要件 1: リストの先頭行から「answer-label: 【答案】 <box>95 264 168 284</box>」を含む行までを両端とも含めて取り出し、空行を除いた番号付きリストに変換してください。

本文抜粋:
久しぶりに一気読みしたビジネス書でした。
「読みたいことを、書けばいい。」
前々からタイトルだけでちょっと気になっていて、買ったあと積ん読になっていたのですが、読みはじめたら面白くなって最後まで一気に読んじゃいました。
本書で気になっていたのは、まず、「読みたいことを、書けばいい。」って一体どういうことなんだろう?ということです。
あと、「自分が読みたいと思えるような文章を書く」ためにはどうしたらいいんだろう?などと思いながら読んでいました。
読んでみてわかったのは、思ったより文章量は少なかったことと、「これは筆者が書きたかったから書いたんだろうなー」と思うことが随所に書かれていたことです。
その「書きたかったこと」というのが、筆者自身が「読みたかったこと」なのでしょう。
この文章を読んで、筆者は自分でニヤニヤしていたのかなー、なんて想像しながら読んでいました。
ファクト大事!
じゃあ、本書の内容が軽いものだったかというと、そんなことはなかったです。
しっかり入念に調べている、という印象があります。
筆者も、
書くという行為において最も重要なことはファクトである。
と書いています。
これまで筆者が書いてきたコラムを紹介したり、読んだ本の紹介をしたりしていて、その引用が私的にはすごくよかった。
思わず筆者の書いてきたコラムを読み漁ってしまいましたし、紹介されている本はチェックしました。
このコラムとか。
コラムを読むとわかるのですが、ふざけているように見えて本当に真面目に調べているんです。これが。
なるほど、ファクト大事。勉強になります。
随筆の定義
それから、随筆です。随筆。
私は「随筆」というのがどういうジャンルの文章なのかよくわかっていませんでしたが、本書を読んで「そういうものだったのか!」と膝をたたきました。嘘です。本当はたたいていません。
ファクトなどの事象を見聞きして、それに対して思ったことや考えたことを書くのが随筆なのだそうです。
そう言われると、普段から読んでいる、ほとんどのWeb上の文章は随筆なんだと思いました。

要件 2: 書籍『読みたいことを、書けばいい。』の感想文を、最後の文の後から書き継いでください。

処理対象:

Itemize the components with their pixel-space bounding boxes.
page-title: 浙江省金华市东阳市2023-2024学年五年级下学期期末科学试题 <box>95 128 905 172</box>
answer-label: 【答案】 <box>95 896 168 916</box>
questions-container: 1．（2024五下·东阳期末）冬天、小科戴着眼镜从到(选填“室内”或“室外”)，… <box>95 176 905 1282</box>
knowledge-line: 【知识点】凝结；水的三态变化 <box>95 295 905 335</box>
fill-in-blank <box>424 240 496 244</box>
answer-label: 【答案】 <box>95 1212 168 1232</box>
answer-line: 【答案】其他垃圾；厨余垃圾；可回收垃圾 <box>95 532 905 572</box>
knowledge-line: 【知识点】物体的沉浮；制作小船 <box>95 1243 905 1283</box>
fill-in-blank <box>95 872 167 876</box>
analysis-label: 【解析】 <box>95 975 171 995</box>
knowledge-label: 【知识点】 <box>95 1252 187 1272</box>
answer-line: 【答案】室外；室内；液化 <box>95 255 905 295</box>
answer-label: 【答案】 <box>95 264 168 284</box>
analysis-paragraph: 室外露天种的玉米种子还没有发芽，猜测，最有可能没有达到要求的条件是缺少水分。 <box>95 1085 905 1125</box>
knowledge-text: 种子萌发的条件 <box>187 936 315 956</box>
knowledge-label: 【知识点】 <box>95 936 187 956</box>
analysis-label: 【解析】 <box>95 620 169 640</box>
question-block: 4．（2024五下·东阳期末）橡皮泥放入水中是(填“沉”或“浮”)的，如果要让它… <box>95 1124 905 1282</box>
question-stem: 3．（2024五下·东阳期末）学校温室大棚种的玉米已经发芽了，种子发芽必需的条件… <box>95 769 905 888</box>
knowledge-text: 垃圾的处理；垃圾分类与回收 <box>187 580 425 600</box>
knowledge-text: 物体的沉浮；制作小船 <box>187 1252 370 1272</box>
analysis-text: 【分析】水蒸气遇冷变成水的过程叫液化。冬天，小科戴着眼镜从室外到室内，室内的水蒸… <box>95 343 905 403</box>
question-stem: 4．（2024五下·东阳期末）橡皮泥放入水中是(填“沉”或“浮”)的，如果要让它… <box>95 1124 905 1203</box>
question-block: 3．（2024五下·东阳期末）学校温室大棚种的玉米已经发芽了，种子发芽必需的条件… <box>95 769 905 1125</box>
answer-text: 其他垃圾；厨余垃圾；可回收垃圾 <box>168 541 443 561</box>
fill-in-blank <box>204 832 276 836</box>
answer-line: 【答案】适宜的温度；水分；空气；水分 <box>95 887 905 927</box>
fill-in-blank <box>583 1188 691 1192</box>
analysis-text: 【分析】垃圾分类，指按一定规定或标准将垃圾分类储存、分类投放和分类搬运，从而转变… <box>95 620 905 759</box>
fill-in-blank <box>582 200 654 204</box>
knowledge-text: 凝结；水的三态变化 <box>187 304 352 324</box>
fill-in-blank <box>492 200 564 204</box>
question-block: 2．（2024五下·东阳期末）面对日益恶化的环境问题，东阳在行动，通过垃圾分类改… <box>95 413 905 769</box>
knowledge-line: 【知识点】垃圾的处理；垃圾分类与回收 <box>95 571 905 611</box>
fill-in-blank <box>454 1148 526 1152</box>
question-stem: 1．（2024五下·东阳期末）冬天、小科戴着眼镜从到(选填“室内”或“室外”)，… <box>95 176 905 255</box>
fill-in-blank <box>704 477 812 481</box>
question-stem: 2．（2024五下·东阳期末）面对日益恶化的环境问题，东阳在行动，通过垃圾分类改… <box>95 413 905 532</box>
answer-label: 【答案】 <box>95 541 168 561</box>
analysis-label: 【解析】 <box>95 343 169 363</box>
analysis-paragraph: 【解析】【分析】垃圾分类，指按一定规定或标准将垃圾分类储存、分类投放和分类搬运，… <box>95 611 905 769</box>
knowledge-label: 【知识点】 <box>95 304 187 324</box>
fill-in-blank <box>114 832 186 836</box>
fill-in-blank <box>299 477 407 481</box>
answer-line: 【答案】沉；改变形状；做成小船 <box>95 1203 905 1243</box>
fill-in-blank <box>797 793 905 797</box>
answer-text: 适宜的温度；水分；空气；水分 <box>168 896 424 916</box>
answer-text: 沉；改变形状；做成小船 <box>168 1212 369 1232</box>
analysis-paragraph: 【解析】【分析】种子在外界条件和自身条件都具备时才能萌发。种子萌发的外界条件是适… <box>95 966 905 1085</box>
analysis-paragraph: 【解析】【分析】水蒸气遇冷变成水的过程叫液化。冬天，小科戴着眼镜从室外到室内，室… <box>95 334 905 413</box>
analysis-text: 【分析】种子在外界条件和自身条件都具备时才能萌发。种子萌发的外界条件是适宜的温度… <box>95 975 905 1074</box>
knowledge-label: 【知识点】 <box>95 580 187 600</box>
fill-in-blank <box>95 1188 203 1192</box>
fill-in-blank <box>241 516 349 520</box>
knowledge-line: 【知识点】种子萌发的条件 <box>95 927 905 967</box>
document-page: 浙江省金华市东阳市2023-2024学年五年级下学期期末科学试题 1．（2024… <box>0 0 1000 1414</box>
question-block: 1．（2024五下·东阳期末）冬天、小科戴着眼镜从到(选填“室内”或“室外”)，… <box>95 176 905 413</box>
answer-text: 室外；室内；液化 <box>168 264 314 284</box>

回答 1:
1. Itemize the components with their pixel-space bounding boxes.
2. page-title: 浙江省金华市东阳市2023-2024学年五年级下学期期末科学试题 <box>95 128 905 172</box>
3. answer-label: 【答案】 <box>95 896 168 916</box>
4. questions-container: 1．（2024五下·东阳期末）冬天、小科戴着眼镜从到(选填“室内”或“室外”)，… <box>95 176 905 1282</box>
5. knowledge-line: 【知识点】凝结；水的三态变化 <box>95 295 905 335</box>
6. fill-in-blank <box>424 240 496 244</box>
7. answer-label: 【答案】 <box>95 1212 168 1232</box>
8. answer-line: 【答案】其他垃圾；厨余垃圾；可回收垃圾 <box>95 532 905 572</box>
9. knowledge-line: 【知识点】物体的沉浮；制作小船 <box>95 1243 905 1283</box>
10. fill-in-blank <box>95 872 167 876</box>
11. analysis-label: 【解析】 <box>95 975 171 995</box>
12. knowledge-label: 【知识点】 <box>95 1252 187 1272</box>
13. answer-line: 【答案】室外；室内；液化 <box>95 255 905 295</box>
14. answer-label: 【答案】 <box>95 264 168 284</box>

回答 2:
Macを買った。すごいよかった。iPhoneを買った。すごいよかった。どこそこでなになにを食べた。すごいよかった。
こんな文章が溢れていますよね。すごいよかった。
こういうの、全部随筆だそうです。筆者いわく。
つまり、私が今ここで書いている文章も随筆です。
本書に出会って、思ったことや考えたことを書いてます。
だから、この随筆の定義を忘れてはいけません。忘れると随筆とは別のものになってしまいます。
筆者が言う「随筆」の定義は、
事実と心象が交わるところに生まれる文章
です。
事実に寄り過ぎると別のものになるし、心象に寄り過ぎるとまた別のものになってしまいます。
事実に寄ると新聞記事などになるし、心象に寄ると詩などになります。
随筆はその間なんですね。
個人ブログを読み物として考えると、事実に寄り過ぎると新聞社には負けるし、心象に寄り過ぎると小説に負けます。
だから、個人ブログはちょうどその間くらいの立ち位置=随筆がいいんだろうな、ということを改めて思いました。
自分が面白いと思うのが幸せ
ただ、そうやって色々考えながら書いていると、文章がだんだん面白くなくなってきます。
誰が?書いている自分が、です。
筆者が訴えているのは、書いている自分が読んで、ニヤニヤしたり、ププっと吹き出したりできたら、それだけで幸せなんだよ、ということです。
中には「お金を儲けるためにやってるんだから、そんな自分が楽しむだけの文章なんて書いている暇はない」という人もいることでしょう。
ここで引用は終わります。